**Data shown**
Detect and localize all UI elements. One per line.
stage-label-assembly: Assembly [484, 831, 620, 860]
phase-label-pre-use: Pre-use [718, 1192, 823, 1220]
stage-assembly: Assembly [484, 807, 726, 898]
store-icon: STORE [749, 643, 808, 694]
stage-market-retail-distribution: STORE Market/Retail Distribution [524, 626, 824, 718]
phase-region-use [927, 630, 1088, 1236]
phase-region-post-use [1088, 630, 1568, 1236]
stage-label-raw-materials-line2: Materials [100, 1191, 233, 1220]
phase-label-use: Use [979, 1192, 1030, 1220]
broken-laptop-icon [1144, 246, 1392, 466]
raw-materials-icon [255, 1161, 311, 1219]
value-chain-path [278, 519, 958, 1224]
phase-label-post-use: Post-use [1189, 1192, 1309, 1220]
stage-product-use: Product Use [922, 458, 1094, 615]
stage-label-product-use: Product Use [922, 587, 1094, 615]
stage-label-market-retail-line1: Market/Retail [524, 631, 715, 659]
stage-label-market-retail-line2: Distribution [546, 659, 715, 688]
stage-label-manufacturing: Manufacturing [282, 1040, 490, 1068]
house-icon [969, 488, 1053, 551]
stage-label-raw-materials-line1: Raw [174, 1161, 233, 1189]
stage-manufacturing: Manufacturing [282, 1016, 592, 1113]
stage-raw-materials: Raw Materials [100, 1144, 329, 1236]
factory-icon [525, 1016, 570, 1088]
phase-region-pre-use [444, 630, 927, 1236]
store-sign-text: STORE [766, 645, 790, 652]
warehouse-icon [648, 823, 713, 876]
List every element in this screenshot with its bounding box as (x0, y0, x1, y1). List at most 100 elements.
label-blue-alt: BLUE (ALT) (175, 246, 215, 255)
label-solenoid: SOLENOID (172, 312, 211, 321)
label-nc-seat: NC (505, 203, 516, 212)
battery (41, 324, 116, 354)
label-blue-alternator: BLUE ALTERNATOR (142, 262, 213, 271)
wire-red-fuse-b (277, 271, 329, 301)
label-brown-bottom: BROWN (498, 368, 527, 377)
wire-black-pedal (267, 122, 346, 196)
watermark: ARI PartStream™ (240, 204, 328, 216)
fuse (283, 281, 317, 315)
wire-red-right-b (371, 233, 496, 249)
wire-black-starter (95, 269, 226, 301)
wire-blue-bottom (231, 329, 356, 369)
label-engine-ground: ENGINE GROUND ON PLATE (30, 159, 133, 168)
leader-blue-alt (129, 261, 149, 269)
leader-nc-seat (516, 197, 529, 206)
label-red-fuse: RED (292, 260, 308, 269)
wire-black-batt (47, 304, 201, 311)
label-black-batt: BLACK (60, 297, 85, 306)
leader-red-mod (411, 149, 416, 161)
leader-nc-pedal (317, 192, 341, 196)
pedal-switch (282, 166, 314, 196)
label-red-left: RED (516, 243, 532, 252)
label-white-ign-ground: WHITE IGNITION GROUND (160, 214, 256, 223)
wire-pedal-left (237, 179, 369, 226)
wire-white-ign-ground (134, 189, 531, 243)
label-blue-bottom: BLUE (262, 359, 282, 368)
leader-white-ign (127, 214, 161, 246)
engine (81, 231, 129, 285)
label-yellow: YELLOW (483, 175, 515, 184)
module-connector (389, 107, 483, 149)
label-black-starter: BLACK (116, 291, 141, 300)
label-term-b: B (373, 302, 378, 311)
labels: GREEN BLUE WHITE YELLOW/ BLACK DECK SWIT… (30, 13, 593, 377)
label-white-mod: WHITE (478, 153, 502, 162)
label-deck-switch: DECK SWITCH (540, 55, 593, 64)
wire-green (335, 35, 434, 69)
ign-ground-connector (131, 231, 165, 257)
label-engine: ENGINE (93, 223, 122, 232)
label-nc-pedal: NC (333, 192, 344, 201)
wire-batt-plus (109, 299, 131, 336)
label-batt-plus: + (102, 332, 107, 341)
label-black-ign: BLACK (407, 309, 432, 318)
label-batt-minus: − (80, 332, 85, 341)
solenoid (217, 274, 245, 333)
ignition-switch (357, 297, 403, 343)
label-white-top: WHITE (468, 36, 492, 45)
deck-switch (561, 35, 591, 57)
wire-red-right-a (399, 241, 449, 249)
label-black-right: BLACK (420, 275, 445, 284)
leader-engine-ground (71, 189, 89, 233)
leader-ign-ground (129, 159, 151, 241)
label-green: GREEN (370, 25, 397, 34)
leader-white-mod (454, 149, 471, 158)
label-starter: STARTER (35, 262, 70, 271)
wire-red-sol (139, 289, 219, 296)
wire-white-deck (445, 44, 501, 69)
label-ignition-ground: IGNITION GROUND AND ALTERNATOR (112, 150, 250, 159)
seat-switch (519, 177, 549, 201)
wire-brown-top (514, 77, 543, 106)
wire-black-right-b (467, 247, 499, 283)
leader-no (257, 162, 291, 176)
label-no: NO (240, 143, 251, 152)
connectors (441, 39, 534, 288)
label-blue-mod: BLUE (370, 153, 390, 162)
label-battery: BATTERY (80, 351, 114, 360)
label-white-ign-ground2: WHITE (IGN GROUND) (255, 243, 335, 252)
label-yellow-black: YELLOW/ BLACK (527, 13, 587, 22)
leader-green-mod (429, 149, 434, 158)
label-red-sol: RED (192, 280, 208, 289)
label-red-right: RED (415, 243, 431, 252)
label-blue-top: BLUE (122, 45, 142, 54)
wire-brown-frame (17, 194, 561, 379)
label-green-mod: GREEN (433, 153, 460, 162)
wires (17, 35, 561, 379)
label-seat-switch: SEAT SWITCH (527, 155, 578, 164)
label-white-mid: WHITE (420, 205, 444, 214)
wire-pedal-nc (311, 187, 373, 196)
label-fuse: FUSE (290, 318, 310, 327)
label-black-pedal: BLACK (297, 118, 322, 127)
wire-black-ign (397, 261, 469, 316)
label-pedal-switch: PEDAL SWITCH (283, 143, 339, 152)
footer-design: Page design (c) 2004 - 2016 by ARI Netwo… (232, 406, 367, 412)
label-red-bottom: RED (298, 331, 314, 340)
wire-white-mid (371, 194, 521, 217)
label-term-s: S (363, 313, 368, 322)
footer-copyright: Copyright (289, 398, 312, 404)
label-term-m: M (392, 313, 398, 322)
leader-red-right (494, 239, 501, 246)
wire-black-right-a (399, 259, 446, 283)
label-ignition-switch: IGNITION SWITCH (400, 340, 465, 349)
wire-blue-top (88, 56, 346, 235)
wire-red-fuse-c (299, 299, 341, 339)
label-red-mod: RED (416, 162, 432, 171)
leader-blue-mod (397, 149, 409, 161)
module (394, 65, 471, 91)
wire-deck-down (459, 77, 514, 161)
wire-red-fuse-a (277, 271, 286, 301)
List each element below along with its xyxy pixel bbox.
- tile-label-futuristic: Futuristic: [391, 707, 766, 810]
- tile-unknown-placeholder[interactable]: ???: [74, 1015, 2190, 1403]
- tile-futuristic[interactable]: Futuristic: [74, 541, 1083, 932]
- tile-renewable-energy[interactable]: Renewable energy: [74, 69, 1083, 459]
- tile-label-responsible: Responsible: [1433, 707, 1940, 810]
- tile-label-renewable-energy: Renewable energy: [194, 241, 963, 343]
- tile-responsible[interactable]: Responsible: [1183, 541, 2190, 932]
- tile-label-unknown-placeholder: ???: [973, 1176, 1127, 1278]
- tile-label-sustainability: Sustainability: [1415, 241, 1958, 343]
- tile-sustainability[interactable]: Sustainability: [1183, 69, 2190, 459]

**Set task**
Reproduce all the data above, changing "ENGINE GROUND ON PLATE" to "ENGINE GROUND ON FRAME" wherever it occurs and leaving every other line as it is.

**Output of the task**
Detect and localize all UI elements. One per line.
stage-label-assembly: Assembly [484, 831, 620, 860]
phase-label-pre-use: Pre-use [718, 1192, 823, 1220]
stage-assembly: Assembly [484, 807, 726, 898]
store-icon: STORE [749, 643, 808, 694]
stage-market-retail-distribution: STORE Market/Retail Distribution [524, 626, 824, 718]
phase-region-use [927, 630, 1088, 1236]
phase-region-post-use [1088, 630, 1568, 1236]
stage-label-raw-materials-line2: Materials [100, 1191, 233, 1220]
phase-label-use: Use [979, 1192, 1030, 1220]
broken-laptop-icon [1144, 246, 1392, 466]
raw-materials-icon [255, 1161, 311, 1219]
value-chain-path [278, 519, 958, 1224]
phase-label-post-use: Post-use [1189, 1192, 1309, 1220]
stage-product-use: Product Use [922, 458, 1094, 615]
stage-label-product-use: Product Use [922, 587, 1094, 615]
stage-label-market-retail-line1: Market/Retail [524, 631, 715, 659]
stage-label-market-retail-line2: Distribution [546, 659, 715, 688]
stage-label-manufacturing: Manufacturing [282, 1040, 490, 1068]
house-icon [969, 488, 1053, 551]
stage-label-raw-materials-line1: Raw [174, 1161, 233, 1189]
stage-manufacturing: Manufacturing [282, 1016, 592, 1113]
stage-raw-materials: Raw Materials [100, 1144, 329, 1236]
factory-icon [525, 1016, 570, 1088]
phase-region-pre-use [444, 630, 927, 1236]
store-sign-text: STORE [766, 645, 790, 652]
warehouse-icon [648, 823, 713, 876]
List every element in this screenshot with its bounding box as (x0, y0, x1, y1). List at most 100 elements.
label-blue-alt: BLUE (ALT) (175, 246, 215, 255)
label-solenoid: SOLENOID (172, 312, 211, 321)
label-nc-seat: NC (505, 203, 516, 212)
battery (41, 324, 116, 354)
label-blue-alternator: BLUE ALTERNATOR (142, 262, 213, 271)
wire-red-fuse-b (277, 271, 329, 301)
label-brown-bottom: BROWN (498, 368, 527, 377)
wire-black-pedal (267, 122, 346, 196)
watermark: ARI PartStream™ (240, 204, 328, 216)
fuse (283, 281, 317, 315)
wire-red-right-b (371, 233, 496, 249)
wire-black-starter (95, 269, 226, 301)
wire-blue-bottom (231, 329, 356, 369)
label-engine-ground: ENGINE GROUND ON FRAME (30, 159, 133, 168)
leader-blue-alt (129, 261, 149, 269)
leader-nc-seat (516, 197, 529, 206)
label-red-fuse: RED (292, 260, 308, 269)
wire-black-batt (47, 304, 201, 311)
label-black-batt: BLACK (60, 297, 85, 306)
leader-red-mod (411, 149, 416, 161)
leader-nc-pedal (317, 192, 341, 196)
pedal-switch (282, 166, 314, 196)
label-red-left: RED (516, 243, 532, 252)
label-white-ign-ground: WHITE IGNITION GROUND (160, 214, 256, 223)
wire-pedal-left (237, 179, 369, 226)
wire-white-ign-ground (134, 189, 531, 243)
label-blue-bottom: BLUE (262, 359, 282, 368)
leader-white-ign (127, 214, 161, 246)
engine (81, 231, 129, 285)
label-yellow: YELLOW (483, 175, 515, 184)
module-connector (389, 107, 483, 149)
label-black-starter: BLACK (116, 291, 141, 300)
label-term-b: B (373, 302, 378, 311)
labels: GREEN BLUE WHITE YELLOW/ BLACK DECK SWIT… (30, 13, 593, 377)
label-white-mod: WHITE (478, 153, 502, 162)
label-deck-switch: DECK SWITCH (540, 55, 593, 64)
wire-green (335, 35, 434, 69)
ign-ground-connector (131, 231, 165, 257)
label-engine: ENGINE (93, 223, 122, 232)
label-nc-pedal: NC (333, 192, 344, 201)
wire-batt-plus (109, 299, 131, 336)
label-batt-plus: + (102, 332, 107, 341)
label-black-ign: BLACK (407, 309, 432, 318)
label-batt-minus: − (80, 332, 85, 341)
solenoid (217, 274, 245, 333)
ignition-switch (357, 297, 403, 343)
label-white-top: WHITE (468, 36, 492, 45)
deck-switch (561, 35, 591, 57)
wire-red-right-a (399, 241, 449, 249)
label-black-right: BLACK (420, 275, 445, 284)
leader-engine-ground (71, 189, 89, 233)
leader-ign-ground (129, 159, 151, 241)
label-green: GREEN (370, 25, 397, 34)
leader-white-mod (454, 149, 471, 158)
label-starter: STARTER (35, 262, 70, 271)
wire-red-sol (139, 289, 219, 296)
wire-white-deck (445, 44, 501, 69)
label-ignition-ground: IGNITION GROUND AND ALTERNATOR (112, 150, 250, 159)
seat-switch (519, 177, 549, 201)
wire-brown-top (514, 77, 543, 106)
wire-black-right-b (467, 247, 499, 283)
leader-no (257, 162, 291, 176)
label-no: NO (240, 143, 251, 152)
connectors (441, 39, 534, 288)
label-blue-mod: BLUE (370, 153, 390, 162)
label-battery: BATTERY (80, 351, 114, 360)
label-white-ign-ground2: WHITE (IGN GROUND) (255, 243, 335, 252)
label-yellow-black: YELLOW/ BLACK (527, 13, 587, 22)
leader-green-mod (429, 149, 434, 158)
label-red-sol: RED (192, 280, 208, 289)
label-red-right: RED (415, 243, 431, 252)
label-blue-top: BLUE (122, 45, 142, 54)
wire-brown-frame (17, 194, 561, 379)
label-green-mod: GREEN (433, 153, 460, 162)
wires (17, 35, 561, 379)
label-seat-switch: SEAT SWITCH (527, 155, 578, 164)
label-white-mid: WHITE (420, 205, 444, 214)
wire-pedal-nc (311, 187, 373, 196)
label-fuse: FUSE (290, 318, 310, 327)
label-black-pedal: BLACK (297, 118, 322, 127)
wire-black-ign (397, 261, 469, 316)
label-pedal-switch: PEDAL SWITCH (283, 143, 339, 152)
footer-design: Page design (c) 2004 - 2016 by ARI Netwo… (232, 406, 367, 412)
label-red-bottom: RED (298, 331, 314, 340)
wire-white-mid (371, 194, 521, 217)
label-term-s: S (363, 313, 368, 322)
footer-copyright: Copyright (289, 398, 312, 404)
label-term-m: M (392, 313, 398, 322)
leader-red-right (494, 239, 501, 246)
wire-black-right-a (399, 259, 446, 283)
label-ignition-switch: IGNITION SWITCH (400, 340, 465, 349)
wire-blue-top (88, 56, 346, 235)
wire-red-fuse-c (299, 299, 341, 339)
label-red-mod: RED (416, 162, 432, 171)
leader-blue-mod (397, 149, 409, 161)
module (394, 65, 471, 91)
wire-deck-down (459, 77, 514, 161)
wire-red-fuse-a (277, 271, 286, 301)
List each element below along with its xyxy pixel bbox.
- tile-label-futuristic: Futuristic: [391, 707, 766, 810]
- tile-unknown-placeholder[interactable]: ???: [74, 1015, 2190, 1403]
- tile-futuristic[interactable]: Futuristic: [74, 541, 1083, 932]
- tile-renewable-energy[interactable]: Renewable energy: [74, 69, 1083, 459]
- tile-label-responsible: Responsible: [1433, 707, 1940, 810]
- tile-label-renewable-energy: Renewable energy: [194, 241, 963, 343]
- tile-responsible[interactable]: Responsible: [1183, 541, 2190, 932]
- tile-label-unknown-placeholder: ???: [973, 1176, 1127, 1278]
- tile-label-sustainability: Sustainability: [1415, 241, 1958, 343]
- tile-sustainability[interactable]: Sustainability: [1183, 69, 2190, 459]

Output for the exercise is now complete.